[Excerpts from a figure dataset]
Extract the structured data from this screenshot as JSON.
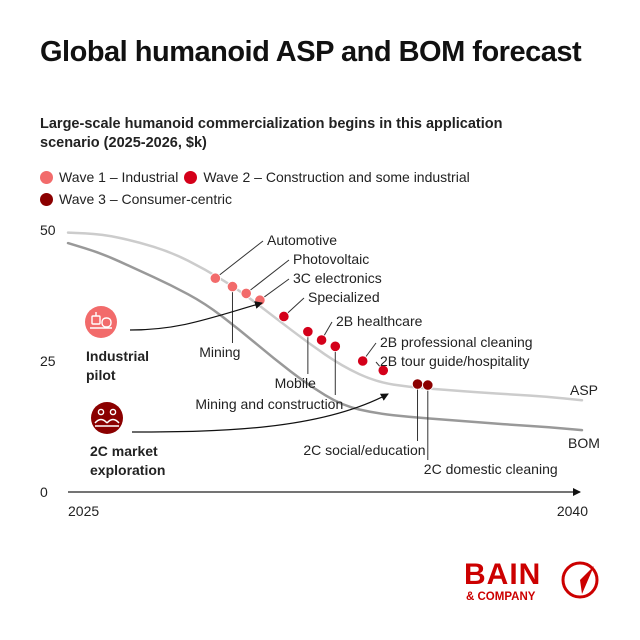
{
  "title": "Global humanoid ASP and BOM forecast",
  "subtitle": "Large-scale humanoid commercialization begins in this application scenario (2025-2026, $k)",
  "legend": [
    {
      "label": "Wave 1 – Industrial",
      "color": "#f26b6b"
    },
    {
      "label": "Wave 2 – Construction and some industrial",
      "color": "#d4001a"
    },
    {
      "label": "Wave 3 – Consumer-centric",
      "color": "#8b0000"
    }
  ],
  "annotations": {
    "industrial_pilot": [
      "Industrial",
      "pilot"
    ],
    "market_exploration": [
      "2C market",
      "exploration"
    ]
  },
  "series_labels": {
    "asp": "ASP",
    "bom": "BOM"
  },
  "brand": {
    "name": "BAIN",
    "sub": "& COMPANY",
    "color": "#cc0000"
  },
  "chart_data": {
    "type": "line",
    "title": "Global humanoid ASP and BOM forecast",
    "subtitle": "Large-scale humanoid commercialization begins in this application scenario (2025-2026, $k)",
    "xlabel": "",
    "ylabel": "",
    "x_ticks": [
      "2025",
      "2040"
    ],
    "y_ticks": [
      0,
      25,
      50
    ],
    "xlim": [
      2025,
      2040
    ],
    "ylim": [
      0,
      50
    ],
    "series": [
      {
        "name": "ASP",
        "color": "#cccccc",
        "points": [
          [
            2025,
            49.5
          ],
          [
            2026,
            49.2
          ],
          [
            2027,
            47.8
          ],
          [
            2028,
            45.8
          ],
          [
            2029,
            42.5
          ],
          [
            2030,
            38.5
          ],
          [
            2031,
            33.5
          ],
          [
            2032,
            28.5
          ],
          [
            2033,
            24.0
          ],
          [
            2034,
            21.0
          ],
          [
            2035,
            20.0
          ],
          [
            2036,
            19.5
          ],
          [
            2037,
            19.0
          ],
          [
            2038,
            18.6
          ],
          [
            2039,
            18.2
          ],
          [
            2040,
            17.5
          ]
        ]
      },
      {
        "name": "BOM",
        "color": "#999999",
        "points": [
          [
            2025,
            47.5
          ],
          [
            2026,
            45.5
          ],
          [
            2027,
            42.5
          ],
          [
            2028,
            39.5
          ],
          [
            2029,
            36.0
          ],
          [
            2030,
            31.0
          ],
          [
            2031,
            25.5
          ],
          [
            2032,
            20.5
          ],
          [
            2033,
            16.5
          ],
          [
            2034,
            15.0
          ],
          [
            2035,
            14.3
          ],
          [
            2036,
            13.8
          ],
          [
            2037,
            13.3
          ],
          [
            2038,
            12.8
          ],
          [
            2039,
            12.4
          ],
          [
            2040,
            11.8
          ]
        ]
      }
    ],
    "scenarios": [
      {
        "label": "Automotive",
        "wave": 1,
        "x": 2029.3,
        "y": 40.8
      },
      {
        "label": "Mining",
        "wave": 1,
        "x": 2029.8,
        "y": 39.2
      },
      {
        "label": "Photovoltaic",
        "wave": 1,
        "x": 2030.2,
        "y": 37.9
      },
      {
        "label": "3C electronics",
        "wave": 1,
        "x": 2030.6,
        "y": 36.6
      },
      {
        "label": "Specialized",
        "wave": 2,
        "x": 2031.3,
        "y": 33.5
      },
      {
        "label": "Mobile",
        "wave": 2,
        "x": 2032.0,
        "y": 30.6
      },
      {
        "label": "2B healthcare",
        "wave": 2,
        "x": 2032.4,
        "y": 29.0
      },
      {
        "label": "Mining and construction",
        "wave": 2,
        "x": 2032.8,
        "y": 27.8
      },
      {
        "label": "2B professional cleaning",
        "wave": 2,
        "x": 2033.6,
        "y": 25.0
      },
      {
        "label": "2B tour guide/hospitality",
        "wave": 2,
        "x": 2034.2,
        "y": 23.2
      },
      {
        "label": "2C social/education",
        "wave": 3,
        "x": 2035.2,
        "y": 20.6
      },
      {
        "label": "2C domestic cleaning",
        "wave": 3,
        "x": 2035.5,
        "y": 20.4
      }
    ]
  }
}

--- What to produce ---
Copy every line of the listing that contains the word "cleaning".

--- Task answer ---
        "label": "2B professional cleaning",
        "label": "2C domestic cleaning",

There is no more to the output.